■ Problem to work on ■
Below are records. Transcribe exactly the lines from the one that contains "Give me the" through the last line, leaving any pictures out.

(A run of records)
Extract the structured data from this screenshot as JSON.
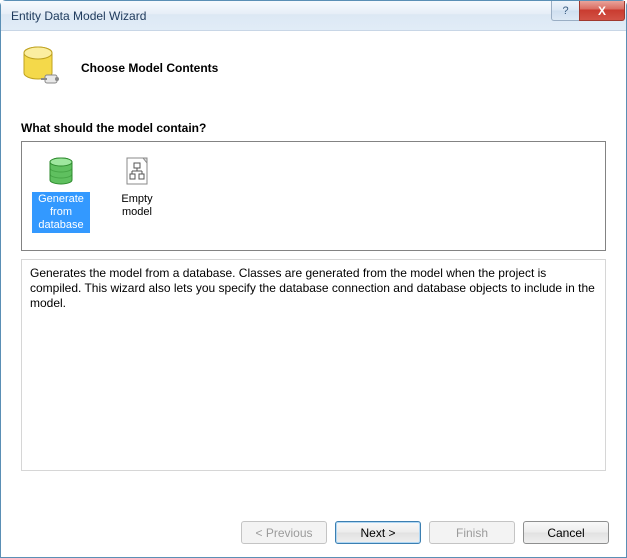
{
  "window": {
    "title": "Entity Data Model Wizard",
    "help_hint": "?",
    "close_hint": "X"
  },
  "header": {
    "title": "Choose Model Contents"
  },
  "section": {
    "prompt": "What should the model contain?"
  },
  "options": {
    "generate": {
      "label": "Generate from database"
    },
    "empty": {
      "label": "Empty model"
    }
  },
  "description": {
    "text": "Generates the model from a database. Classes are generated from the model when the project is compiled. This wizard also lets you specify the database connection and database objects to include in the model."
  },
  "buttons": {
    "previous": "< Previous",
    "next": "Next >",
    "finish": "Finish",
    "cancel": "Cancel"
  }
}
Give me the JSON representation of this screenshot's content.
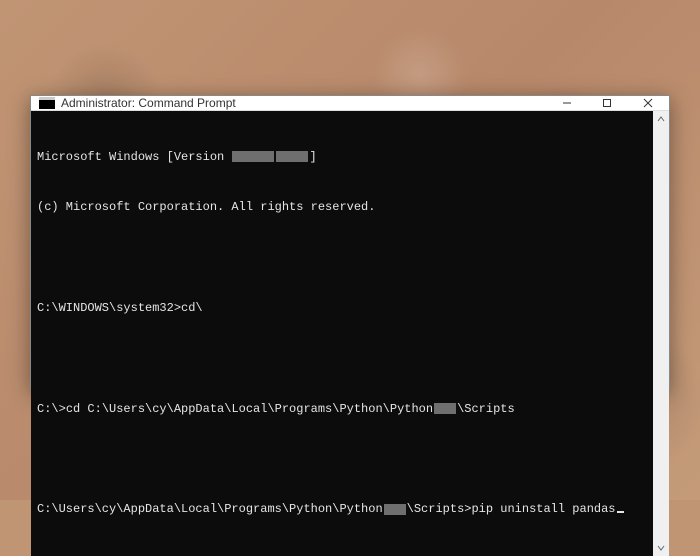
{
  "window": {
    "title": "Administrator: Command Prompt"
  },
  "terminal": {
    "banner_prefix": "Microsoft Windows [Version ",
    "banner_suffix": "]",
    "copyright": "(c) Microsoft Corporation. All rights reserved.",
    "line1_prompt": "C:\\WINDOWS\\system32>",
    "line1_cmd": "cd\\",
    "line2_prompt": "C:\\>",
    "line2_cmd_a": "cd C:\\Users\\cy\\AppData\\Local\\Programs\\Python\\Python",
    "line2_cmd_b": "\\Scripts",
    "line3_prompt_a": "C:\\Users\\cy\\AppData\\Local\\Programs\\Python\\Python",
    "line3_prompt_b": "\\Scripts>",
    "line3_cmd": "pip uninstall pandas"
  }
}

■ Solution to the problem ■
Give me the JSON representation of this screenshot's content.
{
  "window": {
    "title": "Administrator: Command Prompt"
  },
  "terminal": {
    "banner_prefix": "Microsoft Windows [Version ",
    "banner_suffix": "]",
    "copyright": "(c) Microsoft Corporation. All rights reserved.",
    "line1_prompt": "C:\\WINDOWS\\system32>",
    "line1_cmd": "cd\\",
    "line2_prompt": "C:\\>",
    "line2_cmd_a": "cd C:\\Users\\cy\\AppData\\Local\\Programs\\Python\\Python",
    "line2_cmd_b": "\\Scripts",
    "line3_prompt_a": "C:\\Users\\cy\\AppData\\Local\\Programs\\Python\\Python",
    "line3_prompt_b": "\\Scripts>",
    "line3_cmd": "pip uninstall pandas"
  }
}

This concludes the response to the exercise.